■ Problem description
Would you transcribe the whole listing exactly, minus its pictures?

::::

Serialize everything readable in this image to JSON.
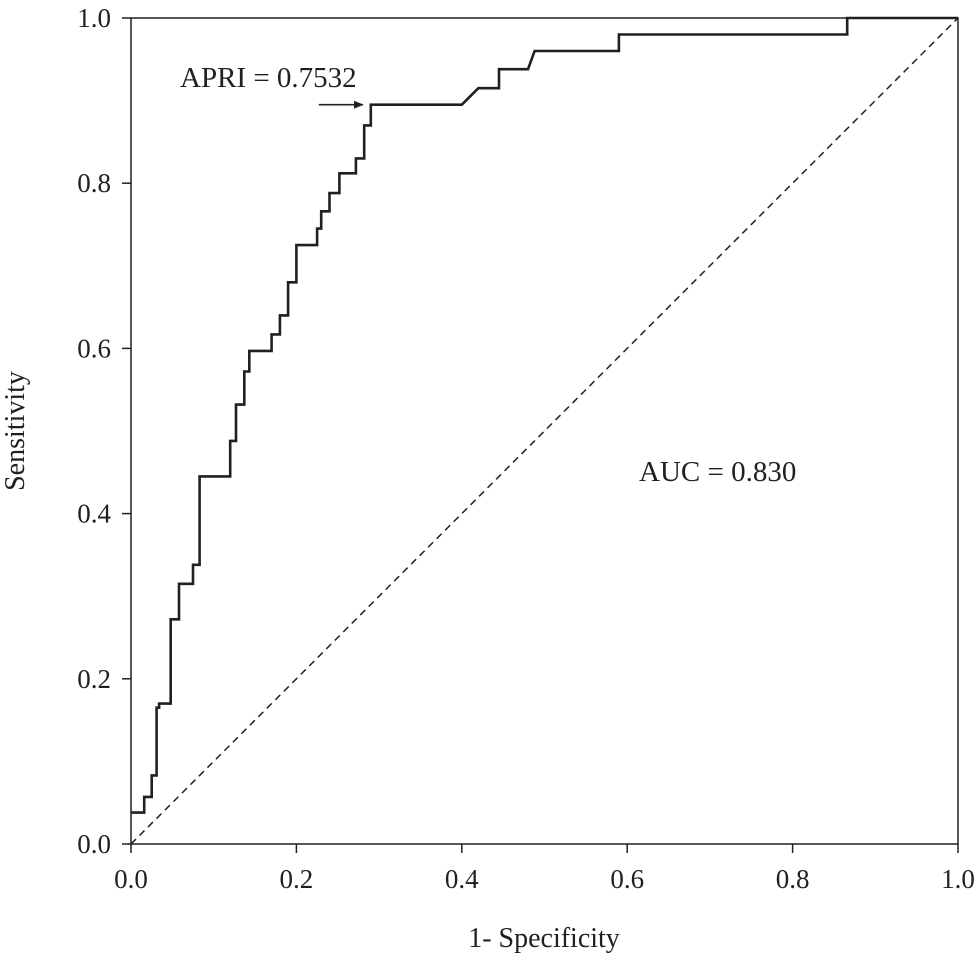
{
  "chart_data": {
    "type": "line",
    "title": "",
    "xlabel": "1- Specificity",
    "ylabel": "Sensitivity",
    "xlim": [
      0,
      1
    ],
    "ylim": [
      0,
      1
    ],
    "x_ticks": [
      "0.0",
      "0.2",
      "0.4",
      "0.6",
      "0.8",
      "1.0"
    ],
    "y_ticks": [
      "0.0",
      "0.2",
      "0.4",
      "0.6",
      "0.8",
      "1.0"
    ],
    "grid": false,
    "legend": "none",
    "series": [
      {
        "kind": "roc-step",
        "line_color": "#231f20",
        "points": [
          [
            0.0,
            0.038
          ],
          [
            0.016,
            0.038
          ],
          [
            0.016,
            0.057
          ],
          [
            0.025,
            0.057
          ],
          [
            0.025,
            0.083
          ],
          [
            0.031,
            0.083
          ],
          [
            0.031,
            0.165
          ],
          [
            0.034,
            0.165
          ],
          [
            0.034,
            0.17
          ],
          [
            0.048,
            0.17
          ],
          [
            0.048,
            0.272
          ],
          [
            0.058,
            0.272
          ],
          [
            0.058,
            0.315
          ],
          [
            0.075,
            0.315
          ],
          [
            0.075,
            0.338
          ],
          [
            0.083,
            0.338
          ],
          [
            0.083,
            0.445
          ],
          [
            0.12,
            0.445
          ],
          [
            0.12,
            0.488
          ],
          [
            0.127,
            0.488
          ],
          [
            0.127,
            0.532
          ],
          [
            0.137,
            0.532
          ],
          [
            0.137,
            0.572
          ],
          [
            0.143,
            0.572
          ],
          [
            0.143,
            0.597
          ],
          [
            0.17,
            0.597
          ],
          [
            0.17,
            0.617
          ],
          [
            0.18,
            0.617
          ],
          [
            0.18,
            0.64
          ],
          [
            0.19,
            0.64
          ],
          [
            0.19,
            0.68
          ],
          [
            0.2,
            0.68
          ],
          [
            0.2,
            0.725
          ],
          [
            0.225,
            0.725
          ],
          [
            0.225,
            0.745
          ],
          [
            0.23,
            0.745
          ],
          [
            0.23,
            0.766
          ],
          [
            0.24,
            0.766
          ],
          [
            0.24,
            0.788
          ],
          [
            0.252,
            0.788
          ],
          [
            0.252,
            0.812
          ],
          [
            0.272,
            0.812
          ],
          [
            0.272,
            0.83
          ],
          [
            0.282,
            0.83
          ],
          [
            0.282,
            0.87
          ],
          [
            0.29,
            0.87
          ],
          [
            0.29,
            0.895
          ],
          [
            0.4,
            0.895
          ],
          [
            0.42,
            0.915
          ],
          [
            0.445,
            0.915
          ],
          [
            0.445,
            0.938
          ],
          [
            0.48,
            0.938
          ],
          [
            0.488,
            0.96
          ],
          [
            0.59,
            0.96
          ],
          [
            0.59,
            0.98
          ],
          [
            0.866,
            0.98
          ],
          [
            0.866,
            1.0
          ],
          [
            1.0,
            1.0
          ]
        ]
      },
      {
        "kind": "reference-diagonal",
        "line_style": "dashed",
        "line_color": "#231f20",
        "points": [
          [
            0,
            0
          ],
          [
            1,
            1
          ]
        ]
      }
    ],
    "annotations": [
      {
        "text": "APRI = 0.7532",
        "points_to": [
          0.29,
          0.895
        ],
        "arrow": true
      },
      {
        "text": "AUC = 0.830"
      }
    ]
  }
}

::::

■ Exercise output
Serialize everything readable in this image to JSON.
{
  "chart_data": {
    "type": "line",
    "title": "",
    "xlabel": "1- Specificity",
    "ylabel": "Sensitivity",
    "xlim": [
      0,
      1
    ],
    "ylim": [
      0,
      1
    ],
    "x_ticks": [
      "0.0",
      "0.2",
      "0.4",
      "0.6",
      "0.8",
      "1.0"
    ],
    "y_ticks": [
      "0.0",
      "0.2",
      "0.4",
      "0.6",
      "0.8",
      "1.0"
    ],
    "grid": false,
    "legend": "none",
    "series": [
      {
        "kind": "roc-step",
        "line_color": "#231f20",
        "points": [
          [
            0.0,
            0.038
          ],
          [
            0.016,
            0.038
          ],
          [
            0.016,
            0.057
          ],
          [
            0.025,
            0.057
          ],
          [
            0.025,
            0.083
          ],
          [
            0.031,
            0.083
          ],
          [
            0.031,
            0.165
          ],
          [
            0.034,
            0.165
          ],
          [
            0.034,
            0.17
          ],
          [
            0.048,
            0.17
          ],
          [
            0.048,
            0.272
          ],
          [
            0.058,
            0.272
          ],
          [
            0.058,
            0.315
          ],
          [
            0.075,
            0.315
          ],
          [
            0.075,
            0.338
          ],
          [
            0.083,
            0.338
          ],
          [
            0.083,
            0.445
          ],
          [
            0.12,
            0.445
          ],
          [
            0.12,
            0.488
          ],
          [
            0.127,
            0.488
          ],
          [
            0.127,
            0.532
          ],
          [
            0.137,
            0.532
          ],
          [
            0.137,
            0.572
          ],
          [
            0.143,
            0.572
          ],
          [
            0.143,
            0.597
          ],
          [
            0.17,
            0.597
          ],
          [
            0.17,
            0.617
          ],
          [
            0.18,
            0.617
          ],
          [
            0.18,
            0.64
          ],
          [
            0.19,
            0.64
          ],
          [
            0.19,
            0.68
          ],
          [
            0.2,
            0.68
          ],
          [
            0.2,
            0.725
          ],
          [
            0.225,
            0.725
          ],
          [
            0.225,
            0.745
          ],
          [
            0.23,
            0.745
          ],
          [
            0.23,
            0.766
          ],
          [
            0.24,
            0.766
          ],
          [
            0.24,
            0.788
          ],
          [
            0.252,
            0.788
          ],
          [
            0.252,
            0.812
          ],
          [
            0.272,
            0.812
          ],
          [
            0.272,
            0.83
          ],
          [
            0.282,
            0.83
          ],
          [
            0.282,
            0.87
          ],
          [
            0.29,
            0.87
          ],
          [
            0.29,
            0.895
          ],
          [
            0.4,
            0.895
          ],
          [
            0.42,
            0.915
          ],
          [
            0.445,
            0.915
          ],
          [
            0.445,
            0.938
          ],
          [
            0.48,
            0.938
          ],
          [
            0.488,
            0.96
          ],
          [
            0.59,
            0.96
          ],
          [
            0.59,
            0.98
          ],
          [
            0.866,
            0.98
          ],
          [
            0.866,
            1.0
          ],
          [
            1.0,
            1.0
          ]
        ]
      },
      {
        "kind": "reference-diagonal",
        "line_style": "dashed",
        "line_color": "#231f20",
        "points": [
          [
            0,
            0
          ],
          [
            1,
            1
          ]
        ]
      }
    ],
    "annotations": [
      {
        "text": "APRI = 0.7532",
        "points_to": [
          0.29,
          0.895
        ],
        "arrow": true
      },
      {
        "text": "AUC = 0.830"
      }
    ]
  }
}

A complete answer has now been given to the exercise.